**EXERCISE DETAILS**
Count how many lines of the material contain the string "megabits", then give that number and nothing more.

**Structured figure records**
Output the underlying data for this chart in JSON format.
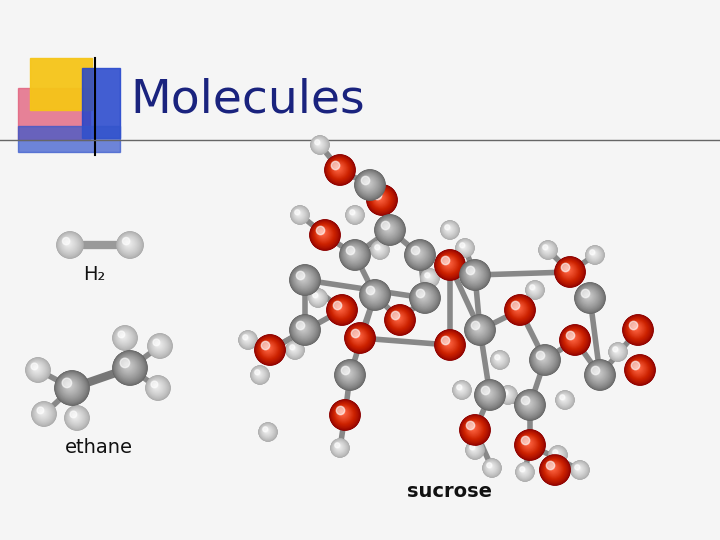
{
  "title": "Molecules",
  "title_color": "#1a237e",
  "title_fontsize": 34,
  "bg_color": "#f5f5f5",
  "header_line_color": "#555555",
  "label_h2": "H₂",
  "label_ethane": "ethane",
  "label_sucrose": "sucrose",
  "label_fontsize": 13,
  "atom_gray_dark": "#666666",
  "atom_gray_mid": "#999999",
  "atom_gray_light": "#cccccc",
  "atom_white_dark": "#aaaaaa",
  "atom_white_mid": "#cccccc",
  "atom_white_light": "#eeeeee",
  "atom_red_dark": "#8b0000",
  "atom_red_mid": "#cc2200",
  "atom_red_light": "#ff6644",
  "bond_color": "#888888",
  "bond_lw": 3.5
}
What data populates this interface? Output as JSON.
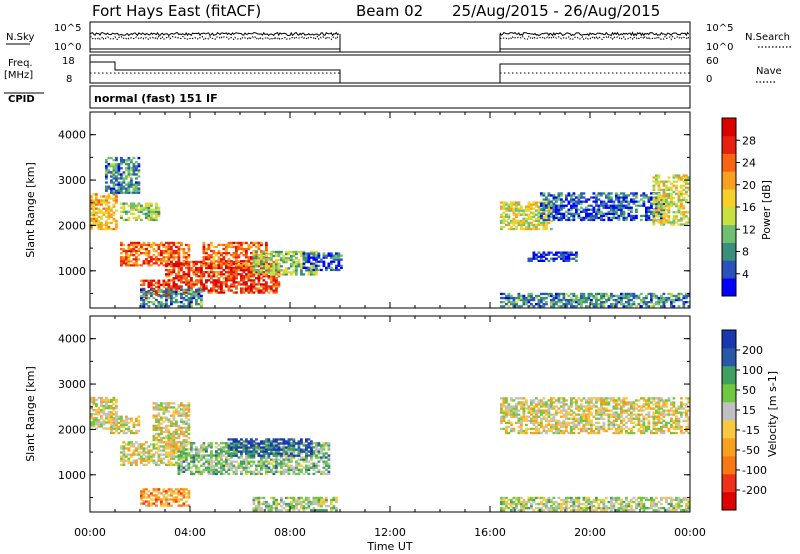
{
  "header": {
    "title": "Fort Hays East (fitACF)",
    "beam": "Beam 02",
    "date_range": "25/Aug/2015 - 26/Aug/2015"
  },
  "status_panels": {
    "nsky_label": "N.Sky",
    "nsky_ticks": [
      "10^5",
      "10^0"
    ],
    "nsearch_label": "N.Search",
    "nsearch_ticks": [
      "10^5",
      "10^0"
    ],
    "freq_label": "Freq.",
    "freq_unit": "[MHz]",
    "freq_ticks": [
      "18",
      "8"
    ],
    "nave_label": "Nave",
    "nave_ticks": [
      "60",
      "0"
    ],
    "cpid_label": "CPID",
    "cpid_value": "normal (fast) 151 IF"
  },
  "chart_data": [
    {
      "type": "heatmap",
      "name": "power",
      "ylabel": "Slant Range [km]",
      "yticks": [
        "4000",
        "3000",
        "2000",
        "1000"
      ],
      "ylim": [
        180,
        4500
      ],
      "colorbar_label": "Power [dB]",
      "colorbar_ticks": [
        "28",
        "24",
        "20",
        "16",
        "12",
        "8",
        "4"
      ],
      "colors": [
        "#0000ff",
        "#2a52be",
        "#3a8f7a",
        "#6cc070",
        "#c8e040",
        "#f8d02c",
        "#f8a020",
        "#f86414",
        "#e82010",
        "#dc0000"
      ],
      "data_gap_hours": [
        10.0,
        16.4
      ],
      "regions": [
        {
          "t": [
            0.0,
            1.0
          ],
          "r": [
            1900,
            2700
          ],
          "value": 18
        },
        {
          "t": [
            0.6,
            2.0
          ],
          "r": [
            2700,
            3500
          ],
          "value": 10
        },
        {
          "t": [
            1.2,
            2.8
          ],
          "r": [
            2100,
            2500
          ],
          "value": 14
        },
        {
          "t": [
            1.2,
            4.0
          ],
          "r": [
            1100,
            1600
          ],
          "value": 22
        },
        {
          "t": [
            2.0,
            3.2
          ],
          "r": [
            400,
            800
          ],
          "value": 24
        },
        {
          "t": [
            3.0,
            7.5
          ],
          "r": [
            500,
            1200
          ],
          "value": 24
        },
        {
          "t": [
            4.5,
            7.0
          ],
          "r": [
            1100,
            1600
          ],
          "value": 22
        },
        {
          "t": [
            6.5,
            9.0
          ],
          "r": [
            900,
            1400
          ],
          "value": 14
        },
        {
          "t": [
            8.5,
            10.0
          ],
          "r": [
            1000,
            1400
          ],
          "value": 8
        },
        {
          "t": [
            2.0,
            4.5
          ],
          "r": [
            200,
            600
          ],
          "value": 10
        },
        {
          "t": [
            16.4,
            18.5
          ],
          "r": [
            1900,
            2500
          ],
          "value": 16
        },
        {
          "t": [
            18.0,
            23.0
          ],
          "r": [
            2100,
            2700
          ],
          "value": 8
        },
        {
          "t": [
            22.5,
            24.0
          ],
          "r": [
            2000,
            3100
          ],
          "value": 16
        },
        {
          "t": [
            17.5,
            19.5
          ],
          "r": [
            1200,
            1400
          ],
          "value": 6
        },
        {
          "t": [
            16.4,
            24.0
          ],
          "r": [
            200,
            500
          ],
          "value": 10
        }
      ]
    },
    {
      "type": "heatmap",
      "name": "velocity",
      "ylabel": "Slant Range [km]",
      "yticks": [
        "4000",
        "3000",
        "2000",
        "1000"
      ],
      "ylim": [
        180,
        4500
      ],
      "colorbar_label": "Velocity [m s-1]",
      "colorbar_ticks": [
        "200",
        "100",
        "50",
        "15",
        "-15",
        "-50",
        "-100",
        "-200"
      ],
      "colors": [
        "#e00000",
        "#f03018",
        "#f87814",
        "#f8a020",
        "#f8c840",
        "#c0c0c0",
        "#70c840",
        "#40a060",
        "#2858a8",
        "#1838b0"
      ],
      "data_gap_hours": [
        10.0,
        16.4
      ],
      "regions": [
        {
          "t": [
            0.0,
            1.0
          ],
          "r": [
            2000,
            2700
          ],
          "value": 0
        },
        {
          "t": [
            0.8,
            2.0
          ],
          "r": [
            1900,
            2300
          ],
          "value": 0
        },
        {
          "t": [
            1.2,
            3.8
          ],
          "r": [
            1200,
            1700
          ],
          "value": 0
        },
        {
          "t": [
            2.5,
            4.0
          ],
          "r": [
            1700,
            2600
          ],
          "value": 0
        },
        {
          "t": [
            3.5,
            9.5
          ],
          "r": [
            1000,
            1700
          ],
          "value": 60
        },
        {
          "t": [
            5.5,
            8.8
          ],
          "r": [
            1400,
            1800
          ],
          "value": 150
        },
        {
          "t": [
            2.0,
            4.0
          ],
          "r": [
            300,
            700
          ],
          "value": -60
        },
        {
          "t": [
            6.5,
            9.8
          ],
          "r": [
            200,
            500
          ],
          "value": 40
        },
        {
          "t": [
            16.4,
            24.0
          ],
          "r": [
            1900,
            2700
          ],
          "value": 0
        },
        {
          "t": [
            16.4,
            24.0
          ],
          "r": [
            200,
            500
          ],
          "value": 30
        }
      ]
    }
  ],
  "xaxis": {
    "label": "Time UT",
    "ticks": [
      "00:00",
      "04:00",
      "08:00",
      "12:00",
      "16:00",
      "20:00",
      "00:00"
    ]
  }
}
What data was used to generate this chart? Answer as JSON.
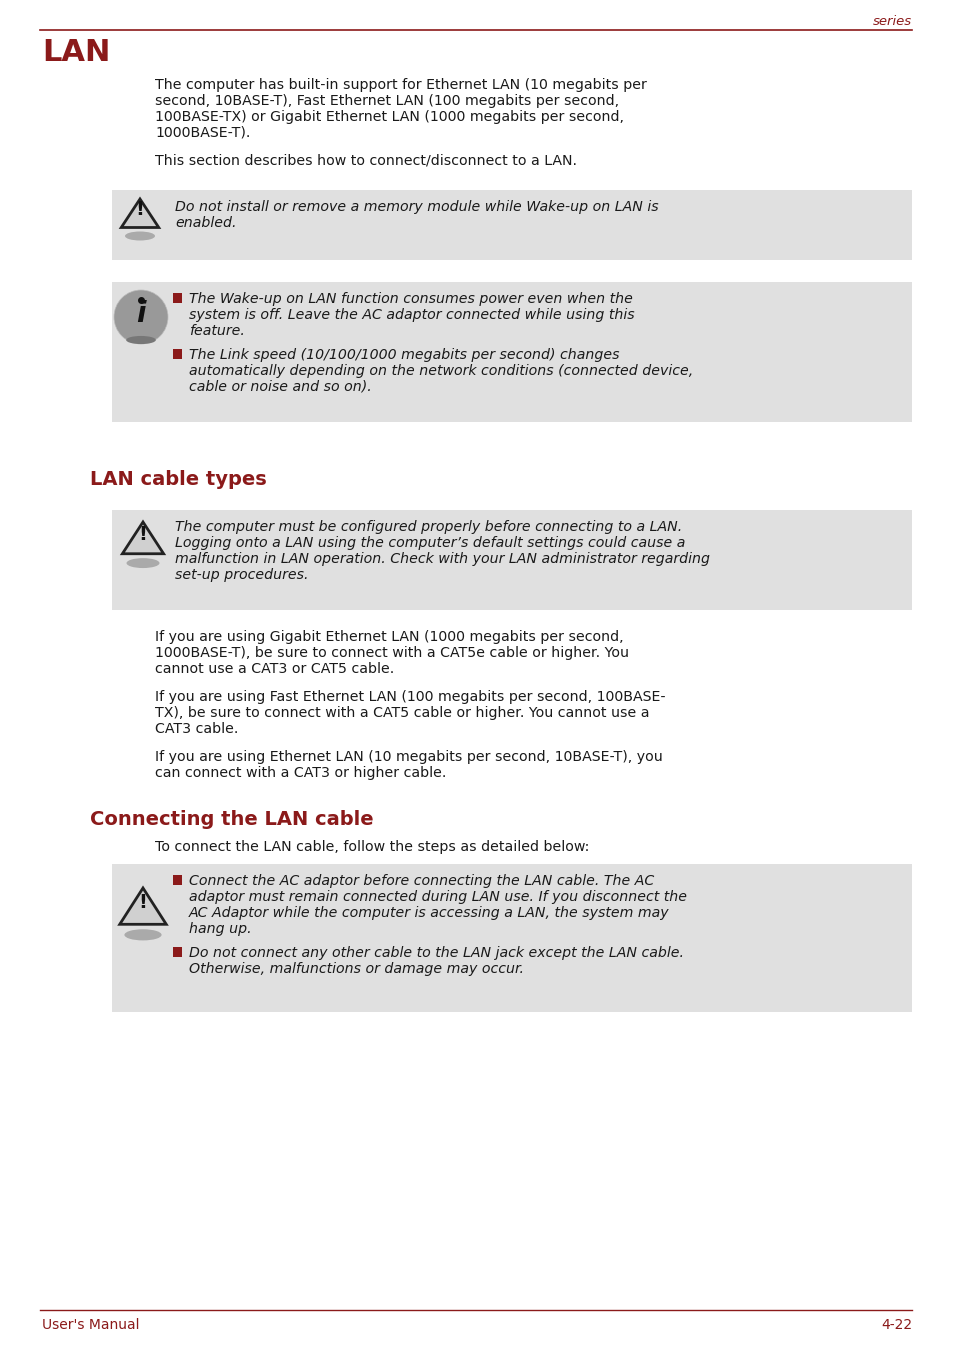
{
  "bg_color": "#ffffff",
  "header_color": "#8b1a1a",
  "text_color": "#1a1a1a",
  "gray_box_color": "#e0e0e0",
  "series_text": "series",
  "title_main": "LAN",
  "footer_left": "User's Manual",
  "footer_right": "4-22",
  "para1_line1": "The computer has built-in support for Ethernet LAN (10 megabits per",
  "para1_line2": "second, 10BASE-T), Fast Ethernet LAN (100 megabits per second,",
  "para1_line3": "100BASE-TX) or Gigabit Ethernet LAN (1000 megabits per second,",
  "para1_line4": "1000BASE-T).",
  "para2": "This section describes how to connect/disconnect to a LAN.",
  "warn1_line1": "Do not install or remove a memory module while Wake-up on LAN is",
  "warn1_line2": "enabled.",
  "info_b1_line1": "The Wake-up on LAN function consumes power even when the",
  "info_b1_line2": "system is off. Leave the AC adaptor connected while using this",
  "info_b1_line3": "feature.",
  "info_b2_line1": "The Link speed (10/100/1000 megabits per second) changes",
  "info_b2_line2": "automatically depending on the network conditions (connected device,",
  "info_b2_line3": "cable or noise and so on).",
  "section2_title": "LAN cable types",
  "warn2_line1": "The computer must be configured properly before connecting to a LAN.",
  "warn2_line2": "Logging onto a LAN using the computer’s default settings could cause a",
  "warn2_line3": "malfunction in LAN operation. Check with your LAN administrator regarding",
  "warn2_line4": "set-up procedures.",
  "cable_p1_l1": "If you are using Gigabit Ethernet LAN (1000 megabits per second,",
  "cable_p1_l2": "1000BASE-T), be sure to connect with a CAT5e cable or higher. You",
  "cable_p1_l3": "cannot use a CAT3 or CAT5 cable.",
  "cable_p2_l1": "If you are using Fast Ethernet LAN (100 megabits per second, 100BASE-",
  "cable_p2_l2": "TX), be sure to connect with a CAT5 cable or higher. You cannot use a",
  "cable_p2_l3": "CAT3 cable.",
  "cable_p3_l1": "If you are using Ethernet LAN (10 megabits per second, 10BASE-T), you",
  "cable_p3_l2": "can connect with a CAT3 or higher cable.",
  "section3_title": "Connecting the LAN cable",
  "connect_intro": "To connect the LAN cable, follow the steps as detailed below:",
  "cb1_l1": "Connect the AC adaptor before connecting the LAN cable. The AC",
  "cb1_l2": "adaptor must remain connected during LAN use. If you disconnect the",
  "cb1_l3": "AC Adaptor while the computer is accessing a LAN, the system may",
  "cb1_l4": "hang up.",
  "cb2_l1": "Do not connect any other cable to the LAN jack except the LAN cable.",
  "cb2_l2": "Otherwise, malfunctions or damage may occur.",
  "icon_warn_color": "#555555",
  "icon_info_color": "#888888",
  "bullet_color": "#8b1a1a"
}
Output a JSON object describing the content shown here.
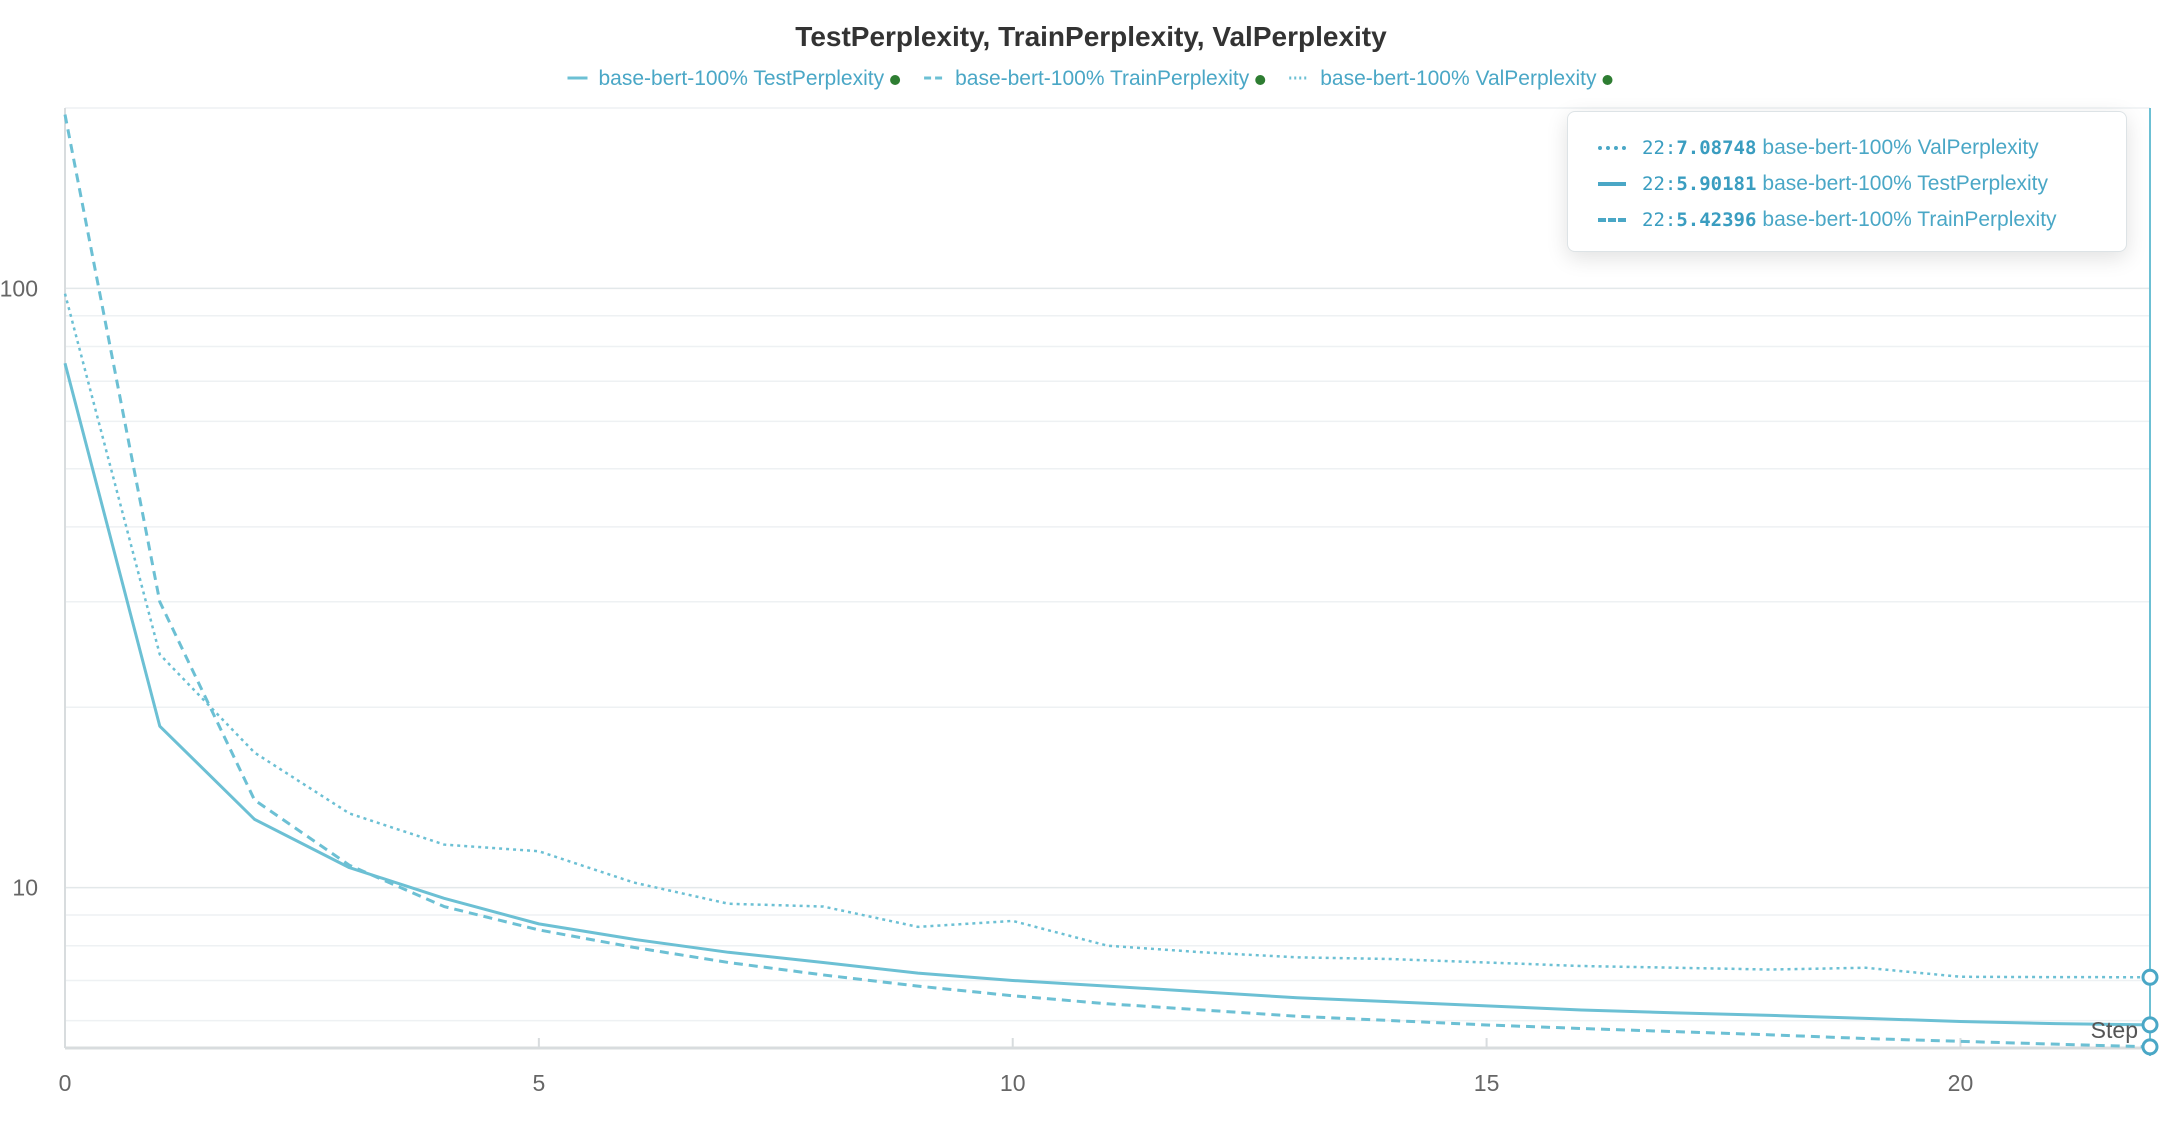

**ANSWER TO THIS EXERCISE**
7